- YOUR OBJECTIVE: Among the lines of these entries, how many hold the word "Adolf"? State only the number.

— start of STORED ROWS —

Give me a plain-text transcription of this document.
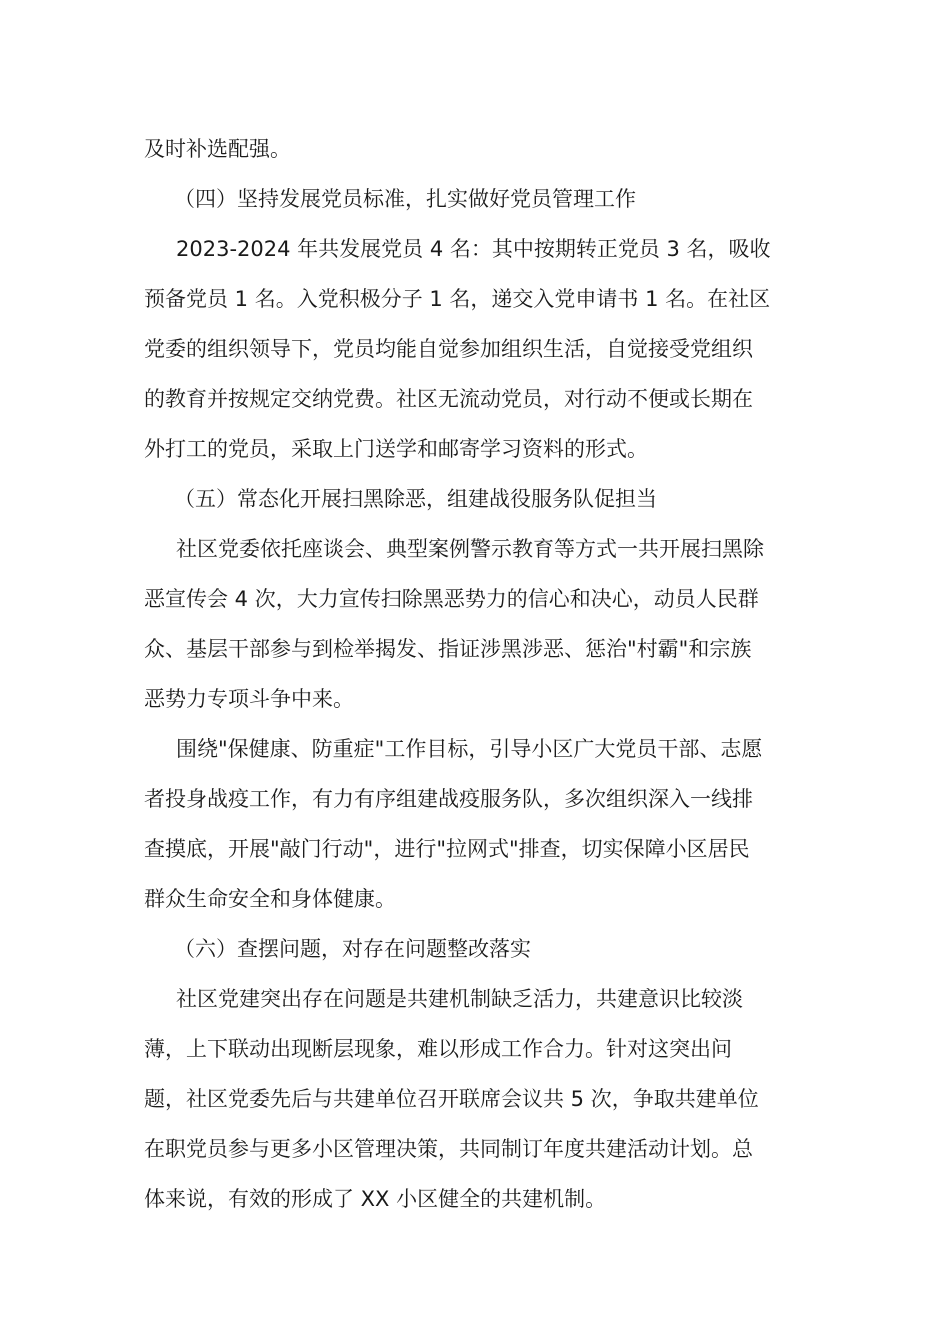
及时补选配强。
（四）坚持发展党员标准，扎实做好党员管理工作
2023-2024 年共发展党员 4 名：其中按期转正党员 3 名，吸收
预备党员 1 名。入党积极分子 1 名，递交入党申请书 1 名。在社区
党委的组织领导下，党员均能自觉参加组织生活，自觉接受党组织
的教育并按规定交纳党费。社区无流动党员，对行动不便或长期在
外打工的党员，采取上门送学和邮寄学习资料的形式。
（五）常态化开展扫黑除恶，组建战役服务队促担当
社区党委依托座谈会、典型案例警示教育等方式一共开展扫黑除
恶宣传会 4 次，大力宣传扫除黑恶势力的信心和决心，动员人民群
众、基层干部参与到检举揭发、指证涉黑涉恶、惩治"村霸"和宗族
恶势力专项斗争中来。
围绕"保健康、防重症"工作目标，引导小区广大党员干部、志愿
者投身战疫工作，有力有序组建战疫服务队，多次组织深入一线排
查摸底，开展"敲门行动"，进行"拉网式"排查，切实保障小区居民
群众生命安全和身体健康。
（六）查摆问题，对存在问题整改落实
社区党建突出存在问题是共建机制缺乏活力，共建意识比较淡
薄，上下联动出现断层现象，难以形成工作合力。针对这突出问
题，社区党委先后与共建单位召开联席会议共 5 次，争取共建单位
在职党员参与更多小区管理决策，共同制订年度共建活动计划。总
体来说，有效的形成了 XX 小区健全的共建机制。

— end of STORED ROWS —
— start of STORED ROWS —

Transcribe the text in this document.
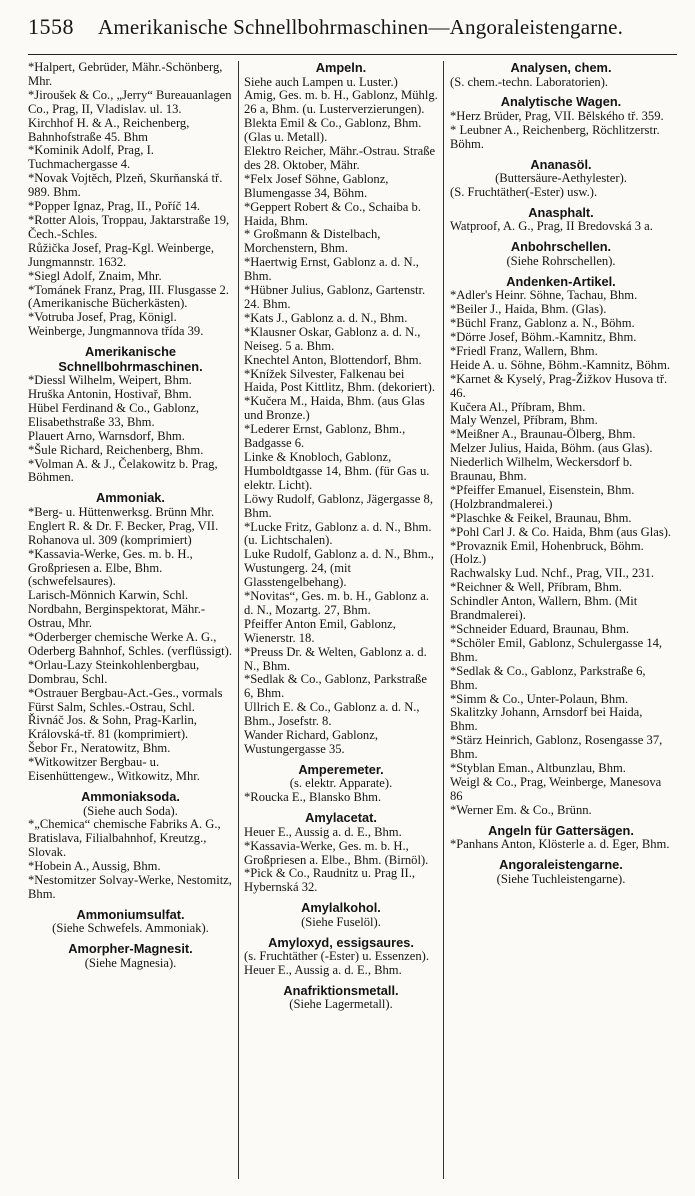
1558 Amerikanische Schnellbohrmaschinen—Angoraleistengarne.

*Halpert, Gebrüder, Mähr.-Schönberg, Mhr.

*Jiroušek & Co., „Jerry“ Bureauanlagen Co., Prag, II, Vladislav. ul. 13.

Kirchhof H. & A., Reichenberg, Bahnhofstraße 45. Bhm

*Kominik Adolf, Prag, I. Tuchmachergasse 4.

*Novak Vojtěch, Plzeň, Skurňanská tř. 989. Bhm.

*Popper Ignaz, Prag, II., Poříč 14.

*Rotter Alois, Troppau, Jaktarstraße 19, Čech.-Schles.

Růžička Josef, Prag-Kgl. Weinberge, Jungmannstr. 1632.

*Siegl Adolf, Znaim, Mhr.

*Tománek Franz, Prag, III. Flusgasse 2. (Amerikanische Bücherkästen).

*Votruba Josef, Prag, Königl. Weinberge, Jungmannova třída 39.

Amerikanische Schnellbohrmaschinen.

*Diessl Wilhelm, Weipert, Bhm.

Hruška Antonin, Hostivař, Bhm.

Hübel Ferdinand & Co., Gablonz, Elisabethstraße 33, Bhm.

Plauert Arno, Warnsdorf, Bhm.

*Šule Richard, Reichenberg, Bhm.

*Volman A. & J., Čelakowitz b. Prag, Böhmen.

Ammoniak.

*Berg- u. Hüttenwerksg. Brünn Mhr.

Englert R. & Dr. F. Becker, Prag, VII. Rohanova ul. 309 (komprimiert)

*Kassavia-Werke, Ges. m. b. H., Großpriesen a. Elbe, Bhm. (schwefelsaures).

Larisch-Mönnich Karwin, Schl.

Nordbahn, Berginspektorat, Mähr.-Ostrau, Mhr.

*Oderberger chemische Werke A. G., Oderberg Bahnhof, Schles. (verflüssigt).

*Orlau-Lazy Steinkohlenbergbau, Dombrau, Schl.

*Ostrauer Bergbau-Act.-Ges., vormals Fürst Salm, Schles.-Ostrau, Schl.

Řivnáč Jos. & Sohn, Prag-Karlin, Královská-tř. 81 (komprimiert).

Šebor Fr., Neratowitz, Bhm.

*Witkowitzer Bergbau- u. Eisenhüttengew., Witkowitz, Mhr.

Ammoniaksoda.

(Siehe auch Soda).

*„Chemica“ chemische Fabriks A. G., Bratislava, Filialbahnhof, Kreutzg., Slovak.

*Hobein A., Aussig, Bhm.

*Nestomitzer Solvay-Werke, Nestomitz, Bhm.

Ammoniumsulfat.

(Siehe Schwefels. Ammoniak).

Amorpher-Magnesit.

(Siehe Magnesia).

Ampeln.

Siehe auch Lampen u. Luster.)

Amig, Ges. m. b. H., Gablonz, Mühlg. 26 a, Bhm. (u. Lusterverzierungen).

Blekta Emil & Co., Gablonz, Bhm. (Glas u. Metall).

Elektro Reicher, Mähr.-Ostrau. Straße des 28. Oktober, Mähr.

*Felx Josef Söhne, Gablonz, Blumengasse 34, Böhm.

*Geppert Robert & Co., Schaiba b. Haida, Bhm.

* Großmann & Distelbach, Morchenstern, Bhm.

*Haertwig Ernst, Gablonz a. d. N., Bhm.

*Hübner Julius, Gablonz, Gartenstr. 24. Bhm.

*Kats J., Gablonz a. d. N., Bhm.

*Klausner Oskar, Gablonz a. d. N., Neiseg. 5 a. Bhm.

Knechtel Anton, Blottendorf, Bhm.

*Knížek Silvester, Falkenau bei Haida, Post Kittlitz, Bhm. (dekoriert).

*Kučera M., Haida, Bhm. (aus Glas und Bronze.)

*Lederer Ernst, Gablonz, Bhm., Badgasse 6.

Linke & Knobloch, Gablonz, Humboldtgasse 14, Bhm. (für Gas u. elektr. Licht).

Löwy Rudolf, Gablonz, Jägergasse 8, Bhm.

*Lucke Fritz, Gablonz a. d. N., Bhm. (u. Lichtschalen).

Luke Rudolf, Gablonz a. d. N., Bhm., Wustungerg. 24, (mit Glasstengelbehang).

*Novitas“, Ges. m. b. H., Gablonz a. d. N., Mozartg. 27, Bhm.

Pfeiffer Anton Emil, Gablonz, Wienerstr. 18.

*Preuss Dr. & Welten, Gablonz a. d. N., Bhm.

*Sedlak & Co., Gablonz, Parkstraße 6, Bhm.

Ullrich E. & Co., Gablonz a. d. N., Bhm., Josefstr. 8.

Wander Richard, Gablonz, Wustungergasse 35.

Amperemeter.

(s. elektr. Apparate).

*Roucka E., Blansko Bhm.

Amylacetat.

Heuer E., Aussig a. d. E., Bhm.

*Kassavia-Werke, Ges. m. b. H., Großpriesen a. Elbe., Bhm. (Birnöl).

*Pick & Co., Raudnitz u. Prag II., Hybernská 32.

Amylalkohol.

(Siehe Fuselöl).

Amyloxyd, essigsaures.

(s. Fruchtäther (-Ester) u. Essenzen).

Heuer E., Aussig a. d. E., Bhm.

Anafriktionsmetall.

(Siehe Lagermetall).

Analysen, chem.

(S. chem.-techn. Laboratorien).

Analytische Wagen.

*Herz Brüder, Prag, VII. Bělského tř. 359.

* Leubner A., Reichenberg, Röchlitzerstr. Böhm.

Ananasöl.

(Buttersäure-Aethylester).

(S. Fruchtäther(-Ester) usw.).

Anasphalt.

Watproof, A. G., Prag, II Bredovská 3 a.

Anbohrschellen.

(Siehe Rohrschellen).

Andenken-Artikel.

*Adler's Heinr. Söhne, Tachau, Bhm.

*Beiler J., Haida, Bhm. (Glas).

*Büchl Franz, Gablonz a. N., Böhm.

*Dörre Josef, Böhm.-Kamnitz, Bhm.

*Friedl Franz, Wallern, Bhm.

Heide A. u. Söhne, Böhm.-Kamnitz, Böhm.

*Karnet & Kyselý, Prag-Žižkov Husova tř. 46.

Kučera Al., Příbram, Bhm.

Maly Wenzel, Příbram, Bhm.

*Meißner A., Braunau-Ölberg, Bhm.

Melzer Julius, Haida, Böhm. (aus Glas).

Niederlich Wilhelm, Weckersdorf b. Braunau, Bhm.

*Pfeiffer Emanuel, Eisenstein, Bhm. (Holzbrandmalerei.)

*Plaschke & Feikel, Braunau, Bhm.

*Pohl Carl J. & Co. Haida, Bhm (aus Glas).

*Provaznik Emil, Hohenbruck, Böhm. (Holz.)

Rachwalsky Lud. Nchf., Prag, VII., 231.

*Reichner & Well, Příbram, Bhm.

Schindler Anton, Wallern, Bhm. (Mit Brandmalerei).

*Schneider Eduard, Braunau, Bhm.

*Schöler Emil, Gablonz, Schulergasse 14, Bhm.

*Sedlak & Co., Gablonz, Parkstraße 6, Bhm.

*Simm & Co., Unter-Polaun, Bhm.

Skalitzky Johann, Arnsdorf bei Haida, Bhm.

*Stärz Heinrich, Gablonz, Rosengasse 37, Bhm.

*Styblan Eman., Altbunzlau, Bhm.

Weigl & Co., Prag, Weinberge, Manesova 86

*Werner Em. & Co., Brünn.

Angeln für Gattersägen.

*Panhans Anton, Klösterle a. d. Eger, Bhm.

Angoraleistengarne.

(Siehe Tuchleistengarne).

— end of STORED ROWS —

- RESULT FOR THIS EXERCISE: 2